> [Saved data entries]
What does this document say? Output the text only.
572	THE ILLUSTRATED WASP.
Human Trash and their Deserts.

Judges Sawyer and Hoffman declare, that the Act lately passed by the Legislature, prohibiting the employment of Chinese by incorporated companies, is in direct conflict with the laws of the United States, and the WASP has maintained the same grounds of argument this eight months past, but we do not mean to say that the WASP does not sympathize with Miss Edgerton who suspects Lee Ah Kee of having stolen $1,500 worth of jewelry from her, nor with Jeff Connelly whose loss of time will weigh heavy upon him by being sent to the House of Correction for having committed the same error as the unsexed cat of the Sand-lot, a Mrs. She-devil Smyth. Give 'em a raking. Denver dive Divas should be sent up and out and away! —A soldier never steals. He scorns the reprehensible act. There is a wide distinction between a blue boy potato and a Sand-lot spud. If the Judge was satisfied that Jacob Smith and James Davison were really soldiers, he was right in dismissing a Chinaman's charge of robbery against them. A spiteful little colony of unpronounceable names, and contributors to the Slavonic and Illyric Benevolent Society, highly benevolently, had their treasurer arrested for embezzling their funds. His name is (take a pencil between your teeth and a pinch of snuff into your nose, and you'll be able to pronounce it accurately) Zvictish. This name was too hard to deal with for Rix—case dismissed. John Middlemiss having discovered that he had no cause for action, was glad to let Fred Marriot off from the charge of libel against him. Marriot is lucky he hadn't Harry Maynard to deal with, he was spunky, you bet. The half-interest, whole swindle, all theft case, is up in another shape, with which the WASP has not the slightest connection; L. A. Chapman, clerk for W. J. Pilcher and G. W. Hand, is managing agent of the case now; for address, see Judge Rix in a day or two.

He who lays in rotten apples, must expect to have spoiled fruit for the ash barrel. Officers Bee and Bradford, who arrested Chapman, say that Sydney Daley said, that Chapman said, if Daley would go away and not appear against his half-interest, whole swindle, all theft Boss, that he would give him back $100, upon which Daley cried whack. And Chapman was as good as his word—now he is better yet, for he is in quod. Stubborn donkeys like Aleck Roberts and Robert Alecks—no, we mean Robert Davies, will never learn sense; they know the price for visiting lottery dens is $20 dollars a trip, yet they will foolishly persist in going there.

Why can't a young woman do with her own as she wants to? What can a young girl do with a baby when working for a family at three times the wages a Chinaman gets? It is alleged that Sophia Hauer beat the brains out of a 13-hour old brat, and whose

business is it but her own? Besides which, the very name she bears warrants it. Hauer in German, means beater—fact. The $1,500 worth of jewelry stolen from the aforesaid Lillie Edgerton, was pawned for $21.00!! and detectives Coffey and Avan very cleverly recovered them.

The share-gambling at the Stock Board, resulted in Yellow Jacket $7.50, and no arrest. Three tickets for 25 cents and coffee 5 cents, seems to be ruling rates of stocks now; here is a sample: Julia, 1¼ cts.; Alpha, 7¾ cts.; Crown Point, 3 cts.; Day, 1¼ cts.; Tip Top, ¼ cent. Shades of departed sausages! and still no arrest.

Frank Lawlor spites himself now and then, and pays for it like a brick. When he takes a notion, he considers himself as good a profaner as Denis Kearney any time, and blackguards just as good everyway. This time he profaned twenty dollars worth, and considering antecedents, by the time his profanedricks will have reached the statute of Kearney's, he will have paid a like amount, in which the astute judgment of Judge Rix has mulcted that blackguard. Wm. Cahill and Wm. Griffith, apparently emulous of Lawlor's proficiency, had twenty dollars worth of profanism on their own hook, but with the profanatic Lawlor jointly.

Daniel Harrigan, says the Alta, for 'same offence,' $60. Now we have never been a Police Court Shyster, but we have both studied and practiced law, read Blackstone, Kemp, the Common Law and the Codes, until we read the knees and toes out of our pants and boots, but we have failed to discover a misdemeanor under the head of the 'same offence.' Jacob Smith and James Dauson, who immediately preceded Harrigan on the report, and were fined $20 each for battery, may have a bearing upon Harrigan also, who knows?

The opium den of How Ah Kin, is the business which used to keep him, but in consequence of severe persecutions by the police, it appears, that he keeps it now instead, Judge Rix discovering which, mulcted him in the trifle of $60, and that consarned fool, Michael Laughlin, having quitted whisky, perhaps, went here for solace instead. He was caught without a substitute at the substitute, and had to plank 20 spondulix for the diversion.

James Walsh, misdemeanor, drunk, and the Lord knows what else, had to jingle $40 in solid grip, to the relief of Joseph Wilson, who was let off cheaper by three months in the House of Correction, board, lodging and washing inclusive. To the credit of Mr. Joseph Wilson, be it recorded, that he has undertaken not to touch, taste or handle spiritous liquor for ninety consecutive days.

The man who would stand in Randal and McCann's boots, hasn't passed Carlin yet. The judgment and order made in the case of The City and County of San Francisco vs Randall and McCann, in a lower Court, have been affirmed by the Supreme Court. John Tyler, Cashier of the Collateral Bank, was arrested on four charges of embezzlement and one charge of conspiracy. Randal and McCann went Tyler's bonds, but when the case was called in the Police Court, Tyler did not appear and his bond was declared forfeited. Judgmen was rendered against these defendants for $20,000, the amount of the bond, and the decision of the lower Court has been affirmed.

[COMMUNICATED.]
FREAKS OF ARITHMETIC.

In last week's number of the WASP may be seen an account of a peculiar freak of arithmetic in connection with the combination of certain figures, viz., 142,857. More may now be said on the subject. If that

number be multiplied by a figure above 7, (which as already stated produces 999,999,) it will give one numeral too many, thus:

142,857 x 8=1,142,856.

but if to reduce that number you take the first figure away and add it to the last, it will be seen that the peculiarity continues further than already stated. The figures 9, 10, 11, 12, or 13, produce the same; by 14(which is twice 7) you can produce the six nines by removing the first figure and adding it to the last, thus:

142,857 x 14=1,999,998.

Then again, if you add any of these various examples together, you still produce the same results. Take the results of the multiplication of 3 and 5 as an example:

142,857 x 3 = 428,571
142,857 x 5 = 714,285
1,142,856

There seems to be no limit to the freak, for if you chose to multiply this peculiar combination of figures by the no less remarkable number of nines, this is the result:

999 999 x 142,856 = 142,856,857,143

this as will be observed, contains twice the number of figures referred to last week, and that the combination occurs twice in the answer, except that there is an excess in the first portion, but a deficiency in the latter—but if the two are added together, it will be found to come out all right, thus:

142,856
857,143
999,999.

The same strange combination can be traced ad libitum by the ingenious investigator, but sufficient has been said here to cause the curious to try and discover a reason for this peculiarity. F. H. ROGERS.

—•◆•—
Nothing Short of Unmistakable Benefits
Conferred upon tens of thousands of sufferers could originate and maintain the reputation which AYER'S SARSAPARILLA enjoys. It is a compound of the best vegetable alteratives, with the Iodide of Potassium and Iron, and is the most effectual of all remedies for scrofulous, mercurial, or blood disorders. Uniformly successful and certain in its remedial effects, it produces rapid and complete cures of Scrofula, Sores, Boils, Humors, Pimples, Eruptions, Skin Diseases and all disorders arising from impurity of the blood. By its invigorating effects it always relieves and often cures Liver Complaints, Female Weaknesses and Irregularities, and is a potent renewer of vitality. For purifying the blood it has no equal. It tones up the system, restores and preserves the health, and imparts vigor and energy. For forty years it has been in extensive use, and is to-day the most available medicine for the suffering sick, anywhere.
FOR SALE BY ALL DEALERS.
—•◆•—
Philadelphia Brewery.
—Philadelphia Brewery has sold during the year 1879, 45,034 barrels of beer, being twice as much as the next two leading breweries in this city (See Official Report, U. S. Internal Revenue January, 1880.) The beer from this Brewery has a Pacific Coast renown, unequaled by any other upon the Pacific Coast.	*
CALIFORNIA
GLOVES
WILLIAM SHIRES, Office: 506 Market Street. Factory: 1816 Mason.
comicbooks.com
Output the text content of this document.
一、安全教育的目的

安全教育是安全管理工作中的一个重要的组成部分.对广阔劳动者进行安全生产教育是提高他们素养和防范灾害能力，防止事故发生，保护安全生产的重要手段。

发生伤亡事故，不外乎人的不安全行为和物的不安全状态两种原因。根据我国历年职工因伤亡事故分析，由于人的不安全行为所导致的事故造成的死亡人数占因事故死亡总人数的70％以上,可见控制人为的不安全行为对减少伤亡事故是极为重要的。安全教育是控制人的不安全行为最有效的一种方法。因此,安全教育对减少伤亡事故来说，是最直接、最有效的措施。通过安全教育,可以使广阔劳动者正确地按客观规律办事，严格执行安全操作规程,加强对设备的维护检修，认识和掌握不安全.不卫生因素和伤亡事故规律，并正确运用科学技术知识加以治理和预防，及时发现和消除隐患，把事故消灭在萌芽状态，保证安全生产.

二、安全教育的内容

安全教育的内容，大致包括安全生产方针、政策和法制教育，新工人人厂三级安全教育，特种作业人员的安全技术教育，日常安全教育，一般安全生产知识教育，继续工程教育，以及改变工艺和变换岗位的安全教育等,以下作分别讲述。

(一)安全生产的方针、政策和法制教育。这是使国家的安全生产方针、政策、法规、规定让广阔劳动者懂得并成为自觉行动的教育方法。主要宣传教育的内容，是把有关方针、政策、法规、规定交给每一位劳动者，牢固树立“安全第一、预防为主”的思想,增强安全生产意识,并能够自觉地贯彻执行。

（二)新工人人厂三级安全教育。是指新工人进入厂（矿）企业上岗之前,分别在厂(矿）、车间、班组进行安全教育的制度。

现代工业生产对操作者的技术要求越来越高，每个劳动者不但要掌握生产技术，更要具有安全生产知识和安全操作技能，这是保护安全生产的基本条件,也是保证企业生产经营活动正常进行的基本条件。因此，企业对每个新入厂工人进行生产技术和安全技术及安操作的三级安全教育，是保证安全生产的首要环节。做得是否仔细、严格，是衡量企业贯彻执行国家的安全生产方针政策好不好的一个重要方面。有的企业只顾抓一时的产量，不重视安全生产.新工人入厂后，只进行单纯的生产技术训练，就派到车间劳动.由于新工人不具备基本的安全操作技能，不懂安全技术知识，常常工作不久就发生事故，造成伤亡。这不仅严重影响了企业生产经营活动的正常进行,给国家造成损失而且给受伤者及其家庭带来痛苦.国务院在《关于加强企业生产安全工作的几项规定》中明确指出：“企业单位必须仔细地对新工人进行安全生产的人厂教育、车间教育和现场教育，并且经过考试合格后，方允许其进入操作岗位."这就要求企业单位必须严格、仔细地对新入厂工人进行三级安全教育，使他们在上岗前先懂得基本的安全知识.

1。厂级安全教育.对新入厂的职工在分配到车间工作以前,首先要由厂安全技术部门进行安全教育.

> [PROBLEM TO SOLVE]
Search the data above for lines holding "政策和法制教育" and copy each of them.

> [CORRECT ANSWER]
安全教育的内容，大致包括安全生产方针、政策和法制教育，新工人人厂三级安全教育，特种作业人员的安全技术教育，日常安全教育，一般安全生产知识教育，继续工程教育，以及改变工艺和变换岗位的安全教育等,以下作分别讲述。
(一)安全生产的方针、政策和法制教育。这是使国家的安全生产方针、政策、法规、规定让广阔劳动者懂得并成为自觉行动的教育方法。主要宣传教育的内容，是把有关方针、政策、法规、规定交给每一位劳动者，牢固树立“安全第一、预防为主”的思想,增强安全生产意识,并能够自觉地贯彻执行。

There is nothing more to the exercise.